DO THIS: Go through the records and copy each line where the word "Bonds" occurs.

Rows from a dataset:

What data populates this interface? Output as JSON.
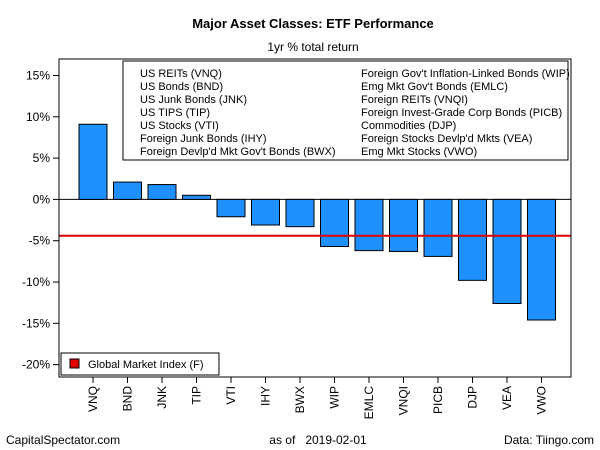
{
  "chart_data": {
    "type": "bar",
    "title": "Major Asset Classes: ETF Performance",
    "subtitle": "1yr % total return",
    "categories": [
      "VNQ",
      "BND",
      "JNK",
      "TIP",
      "VTI",
      "IHY",
      "BWX",
      "WIP",
      "EMLC",
      "VNQI",
      "PICB",
      "DJP",
      "VEA",
      "VWO"
    ],
    "values": [
      9.1,
      2.1,
      1.8,
      0.5,
      -2.1,
      -3.1,
      -3.3,
      -5.7,
      -6.2,
      -6.3,
      -6.9,
      -9.8,
      -12.6,
      -14.6
    ],
    "ylim": [
      -21.5,
      17
    ],
    "yticks": [
      15,
      10,
      5,
      0,
      -5,
      -10,
      -15,
      -20
    ],
    "ytick_labels": [
      "15%",
      "10%",
      "5%",
      "0%",
      "-5%",
      "-10%",
      "-15%",
      "-20%"
    ],
    "reference_line": {
      "value": -4.4,
      "color": "#e00000"
    },
    "bar_color": "#1e90ff",
    "legend_left": [
      "US REITs (VNQ)",
      "US Bonds (BND)",
      "US Junk Bonds (JNK)",
      "US TIPS (TIP)",
      "US Stocks (VTI)",
      "Foreign Junk Bonds (IHY)",
      "Foreign Devlp'd Mkt Gov't Bonds (BWX)"
    ],
    "legend_right": [
      "Foreign Gov't Inflation-Linked Bonds (WIP)",
      "Emg Mkt Gov't Bonds (EMLC)",
      "Foreign REITs (VNQI)",
      "Foreign Invest-Grade Corp Bonds (PICB)",
      "Commodities (DJP)",
      "Foreign Stocks Devlp'd Mkts (VEA)",
      "Emg Mkt Stocks (VWO)"
    ],
    "legend_placement": "top-right",
    "index_legend": {
      "label": "Global Market Index (F)",
      "color": "#e00000",
      "placement": "bottom-left"
    }
  },
  "footer": {
    "left": "CapitalSpectator.com",
    "center": "as of   2019-02-01",
    "right": "Data: Tiingo.com"
  }
}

SOLUTION BELOW:
      "US Bonds (BND)",
      "US Junk Bonds (JNK)",
      "Foreign Junk Bonds (IHY)",
      "Foreign Devlp'd Mkt Gov't Bonds (BWX)"
      "Foreign Gov't Inflation-Linked Bonds (WIP)",
      "Emg Mkt Gov't Bonds (EMLC)",
      "Foreign Invest-Grade Corp Bonds (PICB)",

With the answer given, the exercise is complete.